Eric D. Schabell: Telemetry Pipelines Workshop - Understanding Backpressure with Fluent Bit

Monday, May 6, 2024

Telemetry Pipelines Workshop - Understanding Backpressure with Fluent Bit

 Are you ready for getting started with cloud native observability with telemetry pipelines? 

This article is part of a series exploring a workshop guiding you through the open source project Fluent Bit, what it is, a basic installation, and setting up a first telemetry pipeline project. Learn how to manage your cloud native data from source to destination using the telemetry pipeline phases covering collection, aggregation, transformation, and forwarding from any source to any destination. 

The previous article in this series we explored using the filtering phase to modify events even based on conditions in those events. In this article we dig into what backpressure is, how it manifests in our telemetry pipelines, and take first steps to mitigate this with Fluent Bit.

You can find more details in the accompanying workshop lab.

Let's get started with this use case.

Before we get started it's important to review the phases of a telemetry pipeline. In the diagram below we see them laid out again. Each incoming event goes from input to parser to filter to buffer to routing before they are sent to  their final output destination(s).

For clarity in this article, we'll split up the configuration into files that are imported into a main fluent bit configuration file we'll name workshop-fb.conf

The backpressure problem

The purpose of our telemetry pipelines is to collect events, parse, optionally filter, optionally buffer, route, and deliver them to predefined destinations. Fluent Bit is set up by default to put events into memory, but what happens if that memory is not able to hold the flow of events coming into the pipeline?

This problem is known as backpressure and leads to high memory consumption in the Fluent Bit service. Other causes can be network failures, latency, or unresponsive third-party services, resulting in delays or failure to process data fast enough while we continue to receive new incoming data to process. In high-load environments with backpressure, there's a risk of increased memory usage, which leads to the termination of the Fluent Bit process by the hosting operating system. This is known as an Out of Memory (OOM) error.

Let’s configure an example pipeline and make it run in a constrained environment, causing backpressure and ending with the container failing with an OOM error.

In this example, we are going to cause catastrophic failure to our Fluent Bit pipelines in this lab, all examples are going to be shown using containers (Podman). It is assumed you are familiar with container tooling such as Podman or Docker.

We begin configuration of our telemetry pipeline in the INPUT phase with a simple dummy plugin generating a large amount of entries to flood our pipeline with as follows in our configuration file inputs.conf:

# This entry generates a large amount of success messages for the workshop.
[INPUT]
  Name   dummy
  Tag    big.data
  Copies 15000
  Dummy  {"message":"true 200 success", "big_data": "blah blah blah blah blah blah blah blah blah blah blah blah"}

Be sure to scroll to the right in the above window to see the full console output.

Now ensure the output configuration file outputs.conf has the following configuration:

# This entry directs all tags (it matches any we encounter)
# to print to standard output, which is our console.

Data records:
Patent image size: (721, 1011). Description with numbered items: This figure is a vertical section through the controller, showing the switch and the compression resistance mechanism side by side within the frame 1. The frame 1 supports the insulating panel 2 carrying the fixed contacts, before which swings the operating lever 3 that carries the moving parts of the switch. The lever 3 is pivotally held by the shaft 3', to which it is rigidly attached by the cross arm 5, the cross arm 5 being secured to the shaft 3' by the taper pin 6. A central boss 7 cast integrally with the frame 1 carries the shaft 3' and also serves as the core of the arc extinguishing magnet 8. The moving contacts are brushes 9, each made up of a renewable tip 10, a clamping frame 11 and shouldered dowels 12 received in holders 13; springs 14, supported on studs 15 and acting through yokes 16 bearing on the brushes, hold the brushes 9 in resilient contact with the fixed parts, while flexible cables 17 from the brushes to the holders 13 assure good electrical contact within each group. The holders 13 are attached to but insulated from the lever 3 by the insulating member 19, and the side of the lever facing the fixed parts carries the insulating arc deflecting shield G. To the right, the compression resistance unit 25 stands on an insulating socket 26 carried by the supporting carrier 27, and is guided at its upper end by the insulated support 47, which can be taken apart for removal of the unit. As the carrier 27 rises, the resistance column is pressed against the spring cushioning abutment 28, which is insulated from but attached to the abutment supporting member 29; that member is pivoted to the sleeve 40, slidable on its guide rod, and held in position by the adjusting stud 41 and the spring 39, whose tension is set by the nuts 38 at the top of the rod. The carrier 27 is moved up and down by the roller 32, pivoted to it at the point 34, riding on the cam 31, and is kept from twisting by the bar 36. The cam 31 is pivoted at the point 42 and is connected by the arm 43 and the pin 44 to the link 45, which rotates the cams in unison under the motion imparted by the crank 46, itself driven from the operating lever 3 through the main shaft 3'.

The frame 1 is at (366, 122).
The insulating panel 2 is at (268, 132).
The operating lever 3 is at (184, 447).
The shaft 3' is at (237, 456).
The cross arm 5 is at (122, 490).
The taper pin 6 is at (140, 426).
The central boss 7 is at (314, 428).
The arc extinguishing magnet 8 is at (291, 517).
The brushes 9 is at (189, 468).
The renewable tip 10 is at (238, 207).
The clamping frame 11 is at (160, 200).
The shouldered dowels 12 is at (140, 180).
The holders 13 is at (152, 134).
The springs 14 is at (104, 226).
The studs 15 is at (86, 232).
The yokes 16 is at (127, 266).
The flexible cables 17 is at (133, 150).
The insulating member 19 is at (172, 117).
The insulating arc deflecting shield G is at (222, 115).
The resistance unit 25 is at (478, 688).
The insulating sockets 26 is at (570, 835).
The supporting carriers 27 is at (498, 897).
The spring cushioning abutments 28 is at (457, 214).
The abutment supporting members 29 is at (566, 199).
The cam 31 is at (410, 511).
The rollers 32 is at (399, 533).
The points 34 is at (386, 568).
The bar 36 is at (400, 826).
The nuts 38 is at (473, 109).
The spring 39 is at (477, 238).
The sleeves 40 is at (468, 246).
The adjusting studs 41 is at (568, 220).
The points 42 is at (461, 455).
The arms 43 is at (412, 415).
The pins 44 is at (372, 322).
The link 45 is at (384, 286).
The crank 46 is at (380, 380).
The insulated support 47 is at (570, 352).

Objective: Reproduce the part of the Fluent Bit backpressure article that begins at the words "Monday, May 6, 2024" and stops after "with Fluent Bit.". The listing comes from a separate source.

Exercise result:
Monday, May 6, 2024

Telemetry Pipelines Workshop - Understanding Backpressure with Fluent Bit

 Are you ready for getting started with cloud native observability with telemetry pipelines? 

This article is part of a series exploring a workshop guiding you through the open source project Fluent Bit, what it is, a basic installation, and setting up a first telemetry pipeline project. Learn how to manage your cloud native data from source to destination using the telemetry pipeline phases covering collection, aggregation, transformation, and forwarding from any source to any destination. 

The previous article in this series we explored using the filtering phase to modify events even based on conditions in those events. In this article we dig into what backpressure is, how it manifests in our telemetry pipelines, and take first steps to mitigate this with Fluent Bit.